[Figure data in JSON]
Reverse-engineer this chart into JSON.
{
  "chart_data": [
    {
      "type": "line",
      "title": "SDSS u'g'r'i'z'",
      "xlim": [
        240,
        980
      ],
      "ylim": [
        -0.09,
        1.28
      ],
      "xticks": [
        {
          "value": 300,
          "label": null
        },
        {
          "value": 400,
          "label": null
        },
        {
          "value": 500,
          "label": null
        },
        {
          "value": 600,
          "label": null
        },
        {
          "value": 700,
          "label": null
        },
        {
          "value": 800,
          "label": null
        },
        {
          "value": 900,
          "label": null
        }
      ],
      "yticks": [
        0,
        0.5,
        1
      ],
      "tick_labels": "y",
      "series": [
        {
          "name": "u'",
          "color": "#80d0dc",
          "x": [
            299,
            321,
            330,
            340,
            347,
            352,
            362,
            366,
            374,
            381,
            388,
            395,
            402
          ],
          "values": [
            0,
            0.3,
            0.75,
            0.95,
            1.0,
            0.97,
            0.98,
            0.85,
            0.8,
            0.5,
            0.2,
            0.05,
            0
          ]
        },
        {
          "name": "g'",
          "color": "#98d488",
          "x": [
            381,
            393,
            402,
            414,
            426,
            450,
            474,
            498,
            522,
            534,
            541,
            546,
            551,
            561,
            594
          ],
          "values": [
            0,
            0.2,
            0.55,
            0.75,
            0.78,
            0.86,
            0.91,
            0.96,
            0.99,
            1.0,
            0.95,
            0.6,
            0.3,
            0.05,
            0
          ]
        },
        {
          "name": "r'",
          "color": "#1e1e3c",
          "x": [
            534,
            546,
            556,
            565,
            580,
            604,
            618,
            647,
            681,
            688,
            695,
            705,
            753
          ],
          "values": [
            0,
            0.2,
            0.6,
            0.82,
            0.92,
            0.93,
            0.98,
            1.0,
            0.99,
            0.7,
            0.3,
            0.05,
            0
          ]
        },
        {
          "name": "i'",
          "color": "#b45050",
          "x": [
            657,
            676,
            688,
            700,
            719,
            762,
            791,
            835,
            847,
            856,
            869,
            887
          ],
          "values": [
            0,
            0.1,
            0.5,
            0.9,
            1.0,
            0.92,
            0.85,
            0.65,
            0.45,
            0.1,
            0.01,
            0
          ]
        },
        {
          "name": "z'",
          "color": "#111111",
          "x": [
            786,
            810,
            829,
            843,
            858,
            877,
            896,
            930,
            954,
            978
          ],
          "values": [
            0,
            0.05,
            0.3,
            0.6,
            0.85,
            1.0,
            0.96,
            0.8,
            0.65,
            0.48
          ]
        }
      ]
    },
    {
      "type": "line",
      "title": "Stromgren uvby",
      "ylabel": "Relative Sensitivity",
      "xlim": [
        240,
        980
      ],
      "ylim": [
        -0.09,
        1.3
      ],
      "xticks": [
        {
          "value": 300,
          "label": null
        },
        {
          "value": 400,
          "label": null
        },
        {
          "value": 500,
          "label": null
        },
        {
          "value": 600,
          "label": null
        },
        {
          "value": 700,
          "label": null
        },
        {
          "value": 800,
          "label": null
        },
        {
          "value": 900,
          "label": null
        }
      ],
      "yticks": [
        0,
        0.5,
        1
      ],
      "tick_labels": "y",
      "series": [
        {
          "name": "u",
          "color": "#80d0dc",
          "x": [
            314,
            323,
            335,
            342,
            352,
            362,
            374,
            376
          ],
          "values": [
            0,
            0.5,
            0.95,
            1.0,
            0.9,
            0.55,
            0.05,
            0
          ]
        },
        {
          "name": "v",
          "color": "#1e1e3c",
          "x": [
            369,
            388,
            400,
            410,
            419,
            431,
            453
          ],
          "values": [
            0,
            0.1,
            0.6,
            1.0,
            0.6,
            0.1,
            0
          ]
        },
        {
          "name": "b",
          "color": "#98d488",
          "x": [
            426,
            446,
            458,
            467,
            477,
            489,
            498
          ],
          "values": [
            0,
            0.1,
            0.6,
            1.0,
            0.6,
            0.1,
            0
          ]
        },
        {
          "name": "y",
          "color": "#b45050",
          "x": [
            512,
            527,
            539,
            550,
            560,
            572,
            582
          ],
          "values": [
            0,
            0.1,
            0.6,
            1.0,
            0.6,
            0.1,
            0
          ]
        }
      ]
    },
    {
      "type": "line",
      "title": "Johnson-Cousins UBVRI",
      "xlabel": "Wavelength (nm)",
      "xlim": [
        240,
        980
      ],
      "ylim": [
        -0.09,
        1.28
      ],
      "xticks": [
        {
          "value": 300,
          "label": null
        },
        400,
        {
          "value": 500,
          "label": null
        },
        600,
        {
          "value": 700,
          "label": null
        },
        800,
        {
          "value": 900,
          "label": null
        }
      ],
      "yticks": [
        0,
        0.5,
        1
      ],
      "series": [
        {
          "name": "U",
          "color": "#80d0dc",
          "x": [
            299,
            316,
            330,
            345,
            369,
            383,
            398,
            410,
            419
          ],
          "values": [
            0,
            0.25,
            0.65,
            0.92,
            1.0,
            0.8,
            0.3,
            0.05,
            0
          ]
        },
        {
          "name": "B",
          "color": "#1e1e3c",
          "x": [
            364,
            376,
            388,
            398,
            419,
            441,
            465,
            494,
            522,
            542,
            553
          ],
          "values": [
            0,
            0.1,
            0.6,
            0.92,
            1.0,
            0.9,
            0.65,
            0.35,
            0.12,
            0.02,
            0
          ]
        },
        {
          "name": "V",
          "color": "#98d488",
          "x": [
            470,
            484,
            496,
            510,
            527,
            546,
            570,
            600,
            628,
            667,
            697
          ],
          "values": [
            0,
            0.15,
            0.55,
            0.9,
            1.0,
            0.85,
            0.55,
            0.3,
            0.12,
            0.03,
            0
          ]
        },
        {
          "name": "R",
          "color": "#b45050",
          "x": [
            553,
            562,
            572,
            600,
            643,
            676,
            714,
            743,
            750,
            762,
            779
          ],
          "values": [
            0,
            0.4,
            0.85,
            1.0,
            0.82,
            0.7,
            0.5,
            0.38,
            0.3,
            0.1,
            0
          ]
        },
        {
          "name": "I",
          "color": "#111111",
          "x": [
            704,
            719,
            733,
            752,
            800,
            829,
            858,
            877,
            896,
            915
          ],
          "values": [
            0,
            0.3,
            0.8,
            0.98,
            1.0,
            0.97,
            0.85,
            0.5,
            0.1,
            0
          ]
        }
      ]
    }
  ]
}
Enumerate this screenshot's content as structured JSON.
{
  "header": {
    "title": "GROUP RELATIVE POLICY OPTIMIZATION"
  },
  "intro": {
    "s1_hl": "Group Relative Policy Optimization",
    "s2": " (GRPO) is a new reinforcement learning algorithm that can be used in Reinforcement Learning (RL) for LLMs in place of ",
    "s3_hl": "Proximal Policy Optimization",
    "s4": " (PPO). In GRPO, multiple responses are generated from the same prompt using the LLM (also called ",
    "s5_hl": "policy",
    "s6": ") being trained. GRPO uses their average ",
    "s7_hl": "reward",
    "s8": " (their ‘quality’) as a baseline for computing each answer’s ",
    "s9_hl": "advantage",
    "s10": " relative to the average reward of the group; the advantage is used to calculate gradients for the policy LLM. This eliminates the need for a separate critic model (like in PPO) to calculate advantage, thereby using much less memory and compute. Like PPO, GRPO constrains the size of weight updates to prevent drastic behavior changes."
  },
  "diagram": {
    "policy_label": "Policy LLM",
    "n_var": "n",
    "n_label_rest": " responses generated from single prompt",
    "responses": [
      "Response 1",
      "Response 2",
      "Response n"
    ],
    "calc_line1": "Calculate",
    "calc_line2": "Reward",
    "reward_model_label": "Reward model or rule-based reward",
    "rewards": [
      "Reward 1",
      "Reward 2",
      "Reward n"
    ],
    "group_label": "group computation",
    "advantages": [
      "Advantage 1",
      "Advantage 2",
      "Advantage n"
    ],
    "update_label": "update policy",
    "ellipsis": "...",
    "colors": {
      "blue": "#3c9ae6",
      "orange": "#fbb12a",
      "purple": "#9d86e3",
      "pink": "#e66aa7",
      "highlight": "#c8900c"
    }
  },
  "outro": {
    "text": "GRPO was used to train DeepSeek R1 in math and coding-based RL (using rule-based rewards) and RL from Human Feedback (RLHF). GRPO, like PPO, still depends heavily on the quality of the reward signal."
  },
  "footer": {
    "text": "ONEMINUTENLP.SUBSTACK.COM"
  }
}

- [What to produce]
Go through the material above and copy each line that has the word "responses".

- [Response to the task]
    "s4": " (PPO). In GRPO, multiple responses are generated from the same prompt using the LLM (also called ",
    "n_label_rest": " responses generated from single prompt",
    "responses": [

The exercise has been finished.